## start Data for this exercise

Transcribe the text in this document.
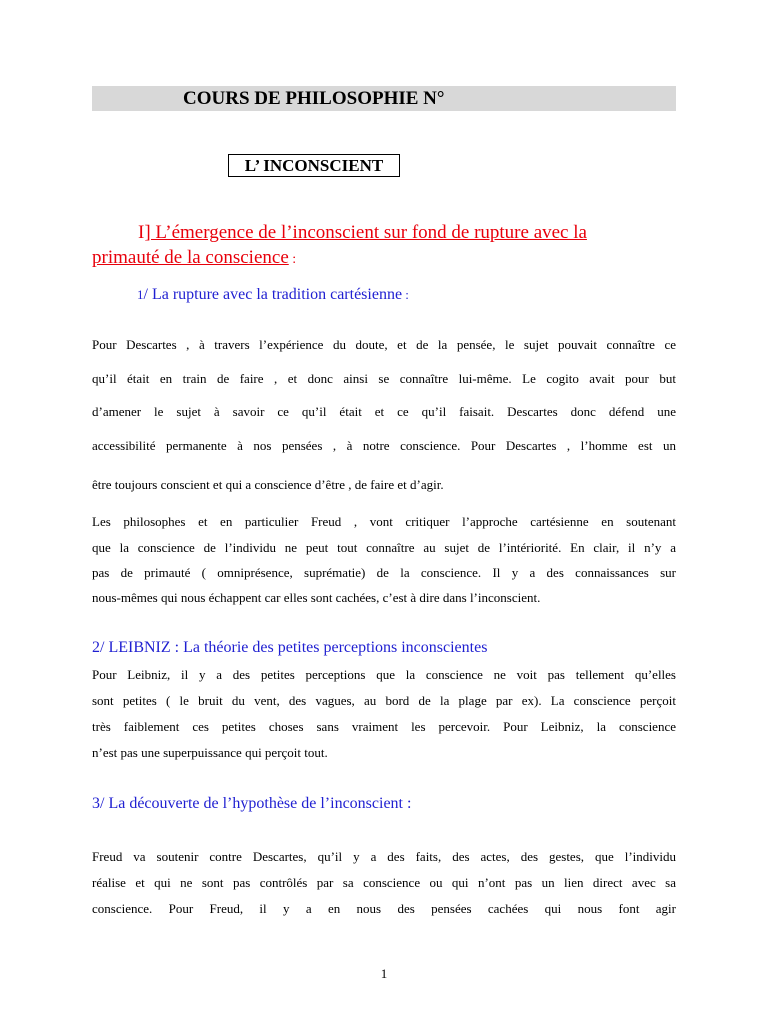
COURS DE PHILOSOPHIE N°
L’ INCONSCIENT
I] L’émergence de l’inconscient sur fond de rupture avec la
primauté de la conscience :
1/ La rupture avec la tradition cartésienne :
Pour Descartes , à travers l’expérience du doute, et de la pensée, le sujet pouvait connaître ce
qu’il était en train de faire , et donc ainsi se connaître lui-même. Le cogito avait pour but
d’amener le sujet à savoir ce qu’il était et ce qu’il faisait. Descartes donc défend une
accessibilité permanente à nos pensées , à notre conscience. Pour Descartes , l’homme est un
être toujours conscient et qui a conscience d’être , de faire et d’agir.
Les philosophes et en particulier Freud , vont critiquer l’approche cartésienne en soutenant
que la conscience de l’individu ne peut tout connaître au sujet de l’intériorité. En clair, il n’y a
pas de primauté ( omniprésence, suprématie) de la conscience. Il y a des connaissances sur
nous-mêmes qui nous échappent car elles sont cachées, c’est à dire dans l’inconscient.
2/ LEIBNIZ : La théorie des petites perceptions inconscientes
Pour Leibniz, il y a des petites perceptions que la conscience ne voit pas tellement qu’elles
sont petites ( le bruit du vent, des vagues, au bord de la plage par ex). La conscience perçoit
très faiblement ces petites choses sans vraiment les percevoir. Pour Leibniz, la conscience
n’est pas une superpuissance qui perçoit tout.
3/ La découverte de l’hypothèse de l’inconscient :
Freud va soutenir contre Descartes, qu’il y a des faits, des actes, des gestes, que l’individu
réalise et qui ne sont pas contrôlés par sa conscience ou qui n’ont pas un lien direct avec sa
conscience. Pour Freud, il y a en nous des pensées cachées qui nous font agir
1
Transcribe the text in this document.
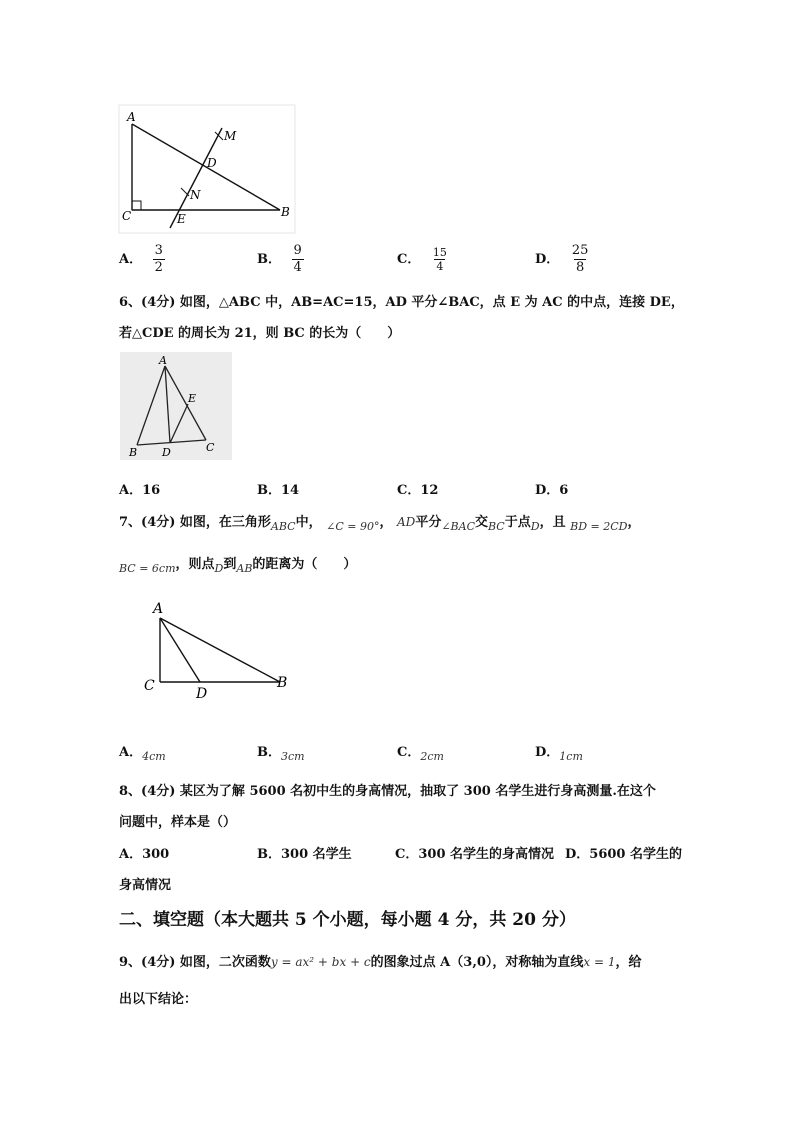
A
M
D
N
C	E	B
A． $\frac{3}{2}$	B． $\frac{9}{4}$	C． $\frac{15}{4}$	D． $\frac{25}{8}$
6、(4分) 如图，△ABC 中，AB=AC=15，AD 平分∠BAC，点 E 为 AC 的中点，连接 DE，
若△CDE 的周长为 21，则 BC 的长为（　　）
A
E
B D	C
A．16	B．14	C．12	D．6
7、(4分) 如图，在三角形$_{ABC}$中， $_{\angle C = 90^\circ}$， AD平分$_{\angle BAC}$交$_{BC}$于点$_D$，且 $_{BD = 2CD}$，
$_{BC = 6cm}$，则点$_D$到$_{AB}$的距离为（　　）
A
C	D
B
A．$_{4cm}$	B．$_{3cm}$	C．$_{2cm}$	D．$_{1cm}$
8、(4分) 某区为了解 5600 名初中生的身高情况，抽取了 300 名学生进行身高测量.在这个
问题中，样本是（）
A．300	B．300 名学生	C．300 名学生的身高情况 D．5600 名学生的
身高情况
二、填空题（本大题共 5 个小题，每小题 4 分，共 20 分）
9、(4分) 如图，二次函数y = ax² + bx + c的图象过点 A（3,0），对称轴为直线x = 1，给
出以下结论：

## end Data for this exercise

Problem to work on
Above are records to transcribe exactly; leave their pictures out.

Exercise answer
Transcribe the text in this document.
COURS DE PHILOSOPHIE N°
L’ INCONSCIENT
I] L’émergence de l’inconscient sur fond de rupture avec la
primauté de la conscience :
1/ La rupture avec la tradition cartésienne :
Pour Descartes , à travers l’expérience du doute, et de la pensée, le sujet pouvait connaître ce
qu’il était en train de faire , et donc ainsi se connaître lui-même. Le cogito avait pour but
d’amener le sujet à savoir ce qu’il était et ce qu’il faisait. Descartes donc défend une
accessibilité permanente à nos pensées , à notre conscience. Pour Descartes , l’homme est un
être toujours conscient et qui a conscience d’être , de faire et d’agir.
Les philosophes et en particulier Freud , vont critiquer l’approche cartésienne en soutenant
que la conscience de l’individu ne peut tout connaître au sujet de l’intériorité. En clair, il n’y a
pas de primauté ( omniprésence, suprématie) de la conscience. Il y a des connaissances sur
nous-mêmes qui nous échappent car elles sont cachées, c’est à dire dans l’inconscient.
2/ LEIBNIZ : La théorie des petites perceptions inconscientes
Pour Leibniz, il y a des petites perceptions que la conscience ne voit pas tellement qu’elles
sont petites ( le bruit du vent, des vagues, au bord de la plage par ex). La conscience perçoit
très faiblement ces petites choses sans vraiment les percevoir. Pour Leibniz, la conscience
n’est pas une superpuissance qui perçoit tout.
3/ La découverte de l’hypothèse de l’inconscient :
Freud va soutenir contre Descartes, qu’il y a des faits, des actes, des gestes, que l’individu
réalise et qui ne sont pas contrôlés par sa conscience ou qui n’ont pas un lien direct avec sa
conscience. Pour Freud, il y a en nous des pensées cachées qui nous font agir
1
Transcribe the text in this document.
A
M
D
N
C	E	B
A． $\frac{3}{2}$	B． $\frac{9}{4}$	C． $\frac{15}{4}$	D． $\frac{25}{8}$
6、(4分) 如图，△ABC 中，AB=AC=15，AD 平分∠BAC，点 E 为 AC 的中点，连接 DE，
若△CDE 的周长为 21，则 BC 的长为（　　）
A
E
B D	C
A．16	B．14	C．12	D．6
7、(4分) 如图，在三角形$_{ABC}$中， $_{\angle C = 90^\circ}$， AD平分$_{\angle BAC}$交$_{BC}$于点$_D$，且 $_{BD = 2CD}$，
$_{BC = 6cm}$，则点$_D$到$_{AB}$的距离为（　　）
A
C	D
B
A．$_{4cm}$	B．$_{3cm}$	C．$_{2cm}$	D．$_{1cm}$
8、(4分) 某区为了解 5600 名初中生的身高情况，抽取了 300 名学生进行身高测量.在这个
问题中，样本是（）
A．300	B．300 名学生	C．300 名学生的身高情况 D．5600 名学生的
身高情况
二、填空题（本大题共 5 个小题，每小题 4 分，共 20 分）
9、(4分) 如图，二次函数y = ax² + bx + c的图象过点 A（3,0），对称轴为直线x = 1，给
出以下结论：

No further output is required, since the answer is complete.